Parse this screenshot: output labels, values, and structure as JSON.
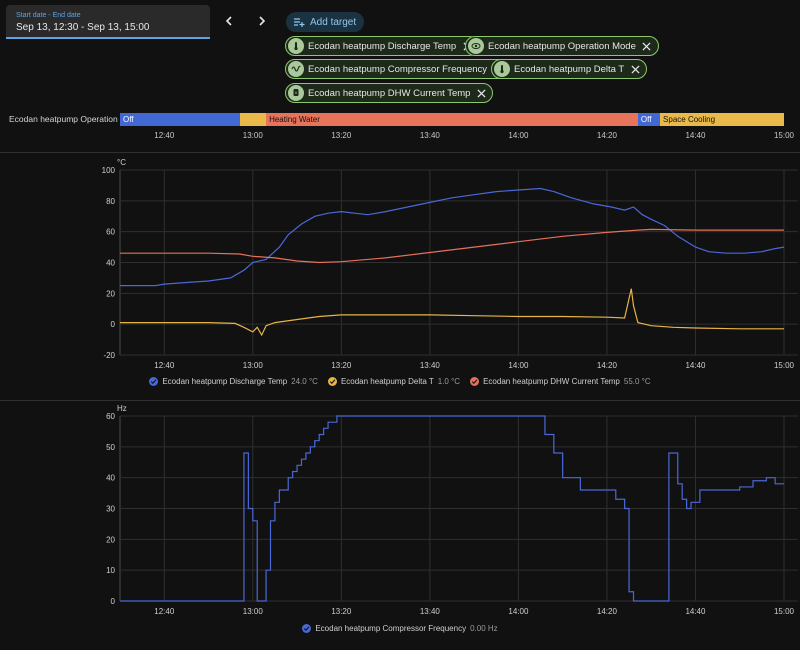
{
  "date_picker": {
    "label": "Start date - End date",
    "value": "Sep 13, 12:30 - Sep 13, 15:00"
  },
  "toolbar": {
    "add_target_label": "Add target"
  },
  "targets": [
    {
      "label": "Ecodan heatpump Discharge Temp",
      "icon": "thermometer-icon"
    },
    {
      "label": "Ecodan heatpump Operation Mode",
      "icon": "eye-icon"
    },
    {
      "label": "Ecodan heatpump Compressor Frequency",
      "icon": "sine-wave-icon"
    },
    {
      "label": "Ecodan heatpump Delta T",
      "icon": "thermometer-icon"
    },
    {
      "label": "Ecodan heatpump DHW Current Temp",
      "icon": "water-boiler-icon"
    }
  ],
  "timeline": {
    "entity": "Ecodan heatpump Operation Mo...",
    "segments": [
      {
        "label": "Off",
        "start": "12:30",
        "end": "12:57",
        "color": "#4268d4"
      },
      {
        "label": "",
        "start": "12:57",
        "end": "13:03",
        "color": "#e9b949"
      },
      {
        "label": "Heating Water",
        "start": "13:03",
        "end": "14:27",
        "color": "#e6735a"
      },
      {
        "label": "Off",
        "start": "14:27",
        "end": "14:32",
        "color": "#4268d4"
      },
      {
        "label": "Space Cooling",
        "start": "14:32",
        "end": "15:00",
        "color": "#e9b949"
      }
    ],
    "ticks": [
      "12:40",
      "13:00",
      "13:20",
      "13:40",
      "14:00",
      "14:20",
      "14:40",
      "15:00"
    ]
  },
  "colors": {
    "discharge": "#4a68d8",
    "delta_t": "#e6b447",
    "dhw": "#e6715a",
    "grid": "#2f2f2f"
  },
  "chart_data": [
    {
      "type": "line",
      "ylabel": "°C",
      "ylim": [
        -20,
        100
      ],
      "yticks": [
        "100",
        "80",
        "60",
        "40",
        "20",
        "0",
        "-20"
      ],
      "xlim": [
        "12:30",
        "15:00"
      ],
      "xticks": [
        "12:40",
        "13:00",
        "13:20",
        "13:40",
        "14:00",
        "14:20",
        "14:40",
        "15:00"
      ],
      "series": [
        {
          "name": "Ecodan heatpump Discharge Temp",
          "current": "24.0 °C",
          "color": "#4a68d8",
          "points": [
            [
              "12:30",
              25
            ],
            [
              "12:38",
              25
            ],
            [
              "12:40",
              26
            ],
            [
              "12:45",
              27
            ],
            [
              "12:50",
              28
            ],
            [
              "12:55",
              30
            ],
            [
              "12:58",
              35
            ],
            [
              "13:00",
              40
            ],
            [
              "13:03",
              42
            ],
            [
              "13:06",
              50
            ],
            [
              "13:08",
              58
            ],
            [
              "13:11",
              65
            ],
            [
              "13:14",
              70
            ],
            [
              "13:17",
              72
            ],
            [
              "13:20",
              73
            ],
            [
              "13:23",
              72
            ],
            [
              "13:26",
              71
            ],
            [
              "13:30",
              73
            ],
            [
              "13:35",
              76
            ],
            [
              "13:40",
              79
            ],
            [
              "13:45",
              82
            ],
            [
              "13:50",
              84
            ],
            [
              "13:55",
              86
            ],
            [
              "14:00",
              87
            ],
            [
              "14:05",
              88
            ],
            [
              "14:08",
              86
            ],
            [
              "14:12",
              82
            ],
            [
              "14:17",
              78
            ],
            [
              "14:21",
              76
            ],
            [
              "14:24",
              74
            ],
            [
              "14:26",
              76
            ],
            [
              "14:28",
              71
            ],
            [
              "14:30",
              68
            ],
            [
              "14:33",
              64
            ],
            [
              "14:36",
              57
            ],
            [
              "14:40",
              50
            ],
            [
              "14:43",
              47
            ],
            [
              "14:47",
              46
            ],
            [
              "14:51",
              46
            ],
            [
              "14:55",
              47
            ],
            [
              "14:58",
              49
            ],
            [
              "15:00",
              50
            ]
          ]
        },
        {
          "name": "Ecodan heatpump Delta T",
          "current": "1.0 °C",
          "color": "#e6b447",
          "points": [
            [
              "12:30",
              1
            ],
            [
              "12:40",
              1
            ],
            [
              "12:50",
              1
            ],
            [
              "12:56",
              0.5
            ],
            [
              "12:58",
              -2
            ],
            [
              "13:00",
              -5
            ],
            [
              "13:01",
              -2
            ],
            [
              "13:02",
              -7
            ],
            [
              "13:03",
              -1
            ],
            [
              "13:05",
              1
            ],
            [
              "13:10",
              3
            ],
            [
              "13:15",
              5
            ],
            [
              "13:20",
              6
            ],
            [
              "13:30",
              6
            ],
            [
              "13:40",
              6
            ],
            [
              "13:50",
              5.5
            ],
            [
              "14:00",
              5
            ],
            [
              "14:10",
              5
            ],
            [
              "14:20",
              4.5
            ],
            [
              "14:24",
              4
            ],
            [
              "14:25.5",
              23
            ],
            [
              "14:26",
              12
            ],
            [
              "14:27",
              1
            ],
            [
              "14:30",
              -1
            ],
            [
              "14:35",
              -2
            ],
            [
              "14:40",
              -2.5
            ],
            [
              "14:50",
              -3
            ],
            [
              "15:00",
              -3
            ]
          ]
        },
        {
          "name": "Ecodan heatpump DHW Current Temp",
          "current": "55.0 °C",
          "color": "#e6715a",
          "points": [
            [
              "12:30",
              46
            ],
            [
              "12:40",
              46
            ],
            [
              "12:50",
              46
            ],
            [
              "12:57",
              45.5
            ],
            [
              "13:00",
              44
            ],
            [
              "13:05",
              43
            ],
            [
              "13:10",
              41
            ],
            [
              "13:15",
              40
            ],
            [
              "13:20",
              40.5
            ],
            [
              "13:30",
              43
            ],
            [
              "13:40",
              46.5
            ],
            [
              "13:50",
              50
            ],
            [
              "14:00",
              53.5
            ],
            [
              "14:10",
              57
            ],
            [
              "14:20",
              59.5
            ],
            [
              "14:27",
              61
            ],
            [
              "14:30",
              61.5
            ],
            [
              "14:40",
              61
            ],
            [
              "14:50",
              61
            ],
            [
              "15:00",
              61
            ]
          ]
        }
      ]
    },
    {
      "type": "line",
      "ylabel": "Hz",
      "ylim": [
        0,
        60
      ],
      "yticks": [
        "60",
        "50",
        "40",
        "30",
        "20",
        "10",
        "0"
      ],
      "xlim": [
        "12:30",
        "15:00"
      ],
      "xticks": [
        "12:40",
        "13:00",
        "13:20",
        "13:40",
        "14:00",
        "14:20",
        "14:40",
        "15:00"
      ],
      "series": [
        {
          "name": "Ecodan heatpump Compressor Frequency",
          "current": "0.00 Hz",
          "color": "#4a68d8",
          "steps": [
            [
              "12:30",
              0
            ],
            [
              "12:58",
              48
            ],
            [
              "12:59",
              30
            ],
            [
              "13:00",
              26
            ],
            [
              "13:01",
              0
            ],
            [
              "13:03",
              10
            ],
            [
              "13:04",
              26
            ],
            [
              "13:05",
              32
            ],
            [
              "13:06",
              36
            ],
            [
              "13:08",
              40
            ],
            [
              "13:09",
              42
            ],
            [
              "13:10",
              44
            ],
            [
              "13:11",
              46
            ],
            [
              "13:12",
              48
            ],
            [
              "13:13",
              50
            ],
            [
              "13:14",
              52
            ],
            [
              "13:15",
              54
            ],
            [
              "13:16",
              56
            ],
            [
              "13:17",
              58
            ],
            [
              "13:19",
              60
            ],
            [
              "14:06",
              54
            ],
            [
              "14:08",
              48
            ],
            [
              "14:10",
              40
            ],
            [
              "14:14",
              36
            ],
            [
              "14:22",
              33
            ],
            [
              "14:24",
              30
            ],
            [
              "14:25",
              3
            ],
            [
              "14:26",
              0
            ],
            [
              "14:33",
              0
            ],
            [
              "14:34",
              48
            ],
            [
              "14:36",
              38
            ],
            [
              "14:37",
              33
            ],
            [
              "14:38",
              30
            ],
            [
              "14:39",
              32
            ],
            [
              "14:41",
              36
            ],
            [
              "14:50",
              37
            ],
            [
              "14:53",
              39
            ],
            [
              "14:56",
              40
            ],
            [
              "14:58",
              38
            ],
            [
              "15:00",
              38
            ]
          ]
        }
      ]
    }
  ]
}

____

### DIRECTIONS FOR THIS TASK:
Search the data above for lines holding "Frequency" and copy each of them.

### FINISHED ANSWER:
      "label": "Ecodan heatpump Compressor Frequency",
          "name": "Ecodan heatpump Compressor Frequency",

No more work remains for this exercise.